• **EXERCISE AIM**: Search the listing for the string "style" and copy every line that contains it.

----

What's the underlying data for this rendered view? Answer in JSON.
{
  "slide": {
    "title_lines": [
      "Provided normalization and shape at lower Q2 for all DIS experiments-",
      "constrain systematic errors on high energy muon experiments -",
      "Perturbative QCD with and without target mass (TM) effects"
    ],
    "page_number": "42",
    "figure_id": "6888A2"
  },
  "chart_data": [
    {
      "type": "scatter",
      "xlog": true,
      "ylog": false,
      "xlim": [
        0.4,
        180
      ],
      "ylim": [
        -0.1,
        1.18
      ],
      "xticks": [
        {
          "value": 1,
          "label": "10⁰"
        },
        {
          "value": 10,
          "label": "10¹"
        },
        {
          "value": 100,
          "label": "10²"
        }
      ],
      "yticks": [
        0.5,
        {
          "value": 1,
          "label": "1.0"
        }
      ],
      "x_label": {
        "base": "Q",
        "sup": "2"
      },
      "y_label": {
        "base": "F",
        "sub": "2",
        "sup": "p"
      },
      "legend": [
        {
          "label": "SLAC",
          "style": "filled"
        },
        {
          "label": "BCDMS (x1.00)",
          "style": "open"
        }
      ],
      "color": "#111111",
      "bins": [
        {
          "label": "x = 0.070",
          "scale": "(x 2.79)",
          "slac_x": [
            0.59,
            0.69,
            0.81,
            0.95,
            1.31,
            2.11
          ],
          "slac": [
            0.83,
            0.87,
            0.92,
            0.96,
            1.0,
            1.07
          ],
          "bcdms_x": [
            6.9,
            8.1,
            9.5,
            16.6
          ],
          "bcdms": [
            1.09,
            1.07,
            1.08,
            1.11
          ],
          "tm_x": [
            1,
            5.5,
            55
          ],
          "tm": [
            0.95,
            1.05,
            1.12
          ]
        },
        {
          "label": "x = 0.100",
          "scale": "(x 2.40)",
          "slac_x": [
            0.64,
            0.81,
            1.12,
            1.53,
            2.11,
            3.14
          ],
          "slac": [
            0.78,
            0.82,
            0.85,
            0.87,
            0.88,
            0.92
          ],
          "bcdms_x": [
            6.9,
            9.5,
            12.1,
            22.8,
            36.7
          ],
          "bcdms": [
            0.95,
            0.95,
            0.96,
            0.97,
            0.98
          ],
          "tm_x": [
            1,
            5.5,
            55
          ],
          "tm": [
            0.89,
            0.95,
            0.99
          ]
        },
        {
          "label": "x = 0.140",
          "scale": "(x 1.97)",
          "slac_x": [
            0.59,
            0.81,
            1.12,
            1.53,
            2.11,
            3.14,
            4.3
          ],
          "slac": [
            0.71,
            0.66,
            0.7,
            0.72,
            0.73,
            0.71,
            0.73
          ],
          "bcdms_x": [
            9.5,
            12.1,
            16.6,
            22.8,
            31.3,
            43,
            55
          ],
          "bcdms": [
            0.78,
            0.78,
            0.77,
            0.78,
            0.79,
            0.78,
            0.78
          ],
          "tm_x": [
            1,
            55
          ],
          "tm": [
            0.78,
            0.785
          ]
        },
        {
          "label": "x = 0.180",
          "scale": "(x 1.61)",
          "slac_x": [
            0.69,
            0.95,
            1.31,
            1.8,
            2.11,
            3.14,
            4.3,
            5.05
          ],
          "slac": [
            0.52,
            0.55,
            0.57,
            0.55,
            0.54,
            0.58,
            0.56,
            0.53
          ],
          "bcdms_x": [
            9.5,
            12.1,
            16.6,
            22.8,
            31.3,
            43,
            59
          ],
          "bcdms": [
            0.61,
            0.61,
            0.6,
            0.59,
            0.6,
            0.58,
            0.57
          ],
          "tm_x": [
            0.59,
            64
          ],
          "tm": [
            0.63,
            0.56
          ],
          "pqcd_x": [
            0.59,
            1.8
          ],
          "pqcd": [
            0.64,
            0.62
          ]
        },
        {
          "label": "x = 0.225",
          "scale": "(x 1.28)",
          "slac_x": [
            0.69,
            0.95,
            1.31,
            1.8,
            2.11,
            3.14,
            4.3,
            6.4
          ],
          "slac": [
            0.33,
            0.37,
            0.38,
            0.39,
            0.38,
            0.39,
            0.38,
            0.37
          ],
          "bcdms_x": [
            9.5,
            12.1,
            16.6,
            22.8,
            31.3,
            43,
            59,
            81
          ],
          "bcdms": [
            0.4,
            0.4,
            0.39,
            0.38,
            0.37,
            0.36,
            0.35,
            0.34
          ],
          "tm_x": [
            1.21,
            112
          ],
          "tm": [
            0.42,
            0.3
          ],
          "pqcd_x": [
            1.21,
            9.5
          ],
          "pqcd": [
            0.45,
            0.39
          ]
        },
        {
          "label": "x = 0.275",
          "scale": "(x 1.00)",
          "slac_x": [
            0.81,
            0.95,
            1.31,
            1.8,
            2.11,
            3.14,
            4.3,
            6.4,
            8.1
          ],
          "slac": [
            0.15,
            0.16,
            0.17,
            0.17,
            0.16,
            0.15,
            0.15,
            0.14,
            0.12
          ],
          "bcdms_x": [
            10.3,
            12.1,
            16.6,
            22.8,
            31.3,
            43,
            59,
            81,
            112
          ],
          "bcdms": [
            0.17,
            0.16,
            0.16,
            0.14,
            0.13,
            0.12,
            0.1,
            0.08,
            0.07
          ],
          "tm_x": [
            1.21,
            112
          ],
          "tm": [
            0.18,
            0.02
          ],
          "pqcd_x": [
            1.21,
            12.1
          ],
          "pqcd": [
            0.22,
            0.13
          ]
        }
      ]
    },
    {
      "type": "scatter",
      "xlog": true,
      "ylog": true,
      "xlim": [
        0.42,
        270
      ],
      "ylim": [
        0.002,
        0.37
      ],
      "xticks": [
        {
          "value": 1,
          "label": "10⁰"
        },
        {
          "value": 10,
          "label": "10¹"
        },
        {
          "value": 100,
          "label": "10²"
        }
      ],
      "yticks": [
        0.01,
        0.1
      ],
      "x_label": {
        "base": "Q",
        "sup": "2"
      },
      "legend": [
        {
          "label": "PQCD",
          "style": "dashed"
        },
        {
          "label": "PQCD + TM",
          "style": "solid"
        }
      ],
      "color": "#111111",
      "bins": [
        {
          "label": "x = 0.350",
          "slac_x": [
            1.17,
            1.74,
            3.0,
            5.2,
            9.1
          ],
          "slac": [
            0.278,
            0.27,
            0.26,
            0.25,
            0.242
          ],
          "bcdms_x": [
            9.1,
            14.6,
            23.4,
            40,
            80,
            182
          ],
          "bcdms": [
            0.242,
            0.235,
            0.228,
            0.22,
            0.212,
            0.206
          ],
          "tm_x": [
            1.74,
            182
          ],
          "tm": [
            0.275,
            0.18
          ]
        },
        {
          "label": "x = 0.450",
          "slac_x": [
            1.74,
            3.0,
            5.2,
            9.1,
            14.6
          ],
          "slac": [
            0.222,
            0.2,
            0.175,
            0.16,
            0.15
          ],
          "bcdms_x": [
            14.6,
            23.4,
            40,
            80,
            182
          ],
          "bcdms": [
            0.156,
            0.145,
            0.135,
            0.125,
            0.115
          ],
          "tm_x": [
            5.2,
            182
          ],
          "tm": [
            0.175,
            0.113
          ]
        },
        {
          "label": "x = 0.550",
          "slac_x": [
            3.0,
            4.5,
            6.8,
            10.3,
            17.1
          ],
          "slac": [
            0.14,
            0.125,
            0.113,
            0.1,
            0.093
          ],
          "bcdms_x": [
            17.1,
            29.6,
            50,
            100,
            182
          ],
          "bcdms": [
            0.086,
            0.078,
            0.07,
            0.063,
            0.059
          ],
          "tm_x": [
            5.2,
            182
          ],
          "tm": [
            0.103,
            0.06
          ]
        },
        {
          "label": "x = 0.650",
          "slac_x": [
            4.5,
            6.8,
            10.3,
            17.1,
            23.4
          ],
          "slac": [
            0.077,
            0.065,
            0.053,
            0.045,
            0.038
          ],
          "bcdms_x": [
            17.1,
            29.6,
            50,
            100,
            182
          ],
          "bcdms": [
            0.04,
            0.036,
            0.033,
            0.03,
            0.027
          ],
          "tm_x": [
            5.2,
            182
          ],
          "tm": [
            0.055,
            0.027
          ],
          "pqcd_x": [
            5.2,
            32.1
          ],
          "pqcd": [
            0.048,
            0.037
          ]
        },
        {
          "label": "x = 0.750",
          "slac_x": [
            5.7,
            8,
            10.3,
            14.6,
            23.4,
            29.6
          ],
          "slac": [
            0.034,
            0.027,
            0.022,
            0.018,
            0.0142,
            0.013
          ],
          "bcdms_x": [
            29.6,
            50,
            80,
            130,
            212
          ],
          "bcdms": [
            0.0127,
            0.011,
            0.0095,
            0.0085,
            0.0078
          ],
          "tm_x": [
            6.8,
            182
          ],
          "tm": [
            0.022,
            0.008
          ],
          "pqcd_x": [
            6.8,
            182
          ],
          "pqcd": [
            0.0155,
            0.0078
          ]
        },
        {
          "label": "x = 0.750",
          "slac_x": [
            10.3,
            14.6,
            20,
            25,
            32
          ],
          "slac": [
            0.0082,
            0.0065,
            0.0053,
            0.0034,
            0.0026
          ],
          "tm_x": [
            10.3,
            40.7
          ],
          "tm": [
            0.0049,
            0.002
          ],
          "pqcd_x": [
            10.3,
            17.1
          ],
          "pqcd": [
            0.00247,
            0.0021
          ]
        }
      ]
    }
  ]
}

----

• **FULL ANSWER**:
          "style": "filled"
          "style": "open"
          "style": "dashed"
          "style": "solid"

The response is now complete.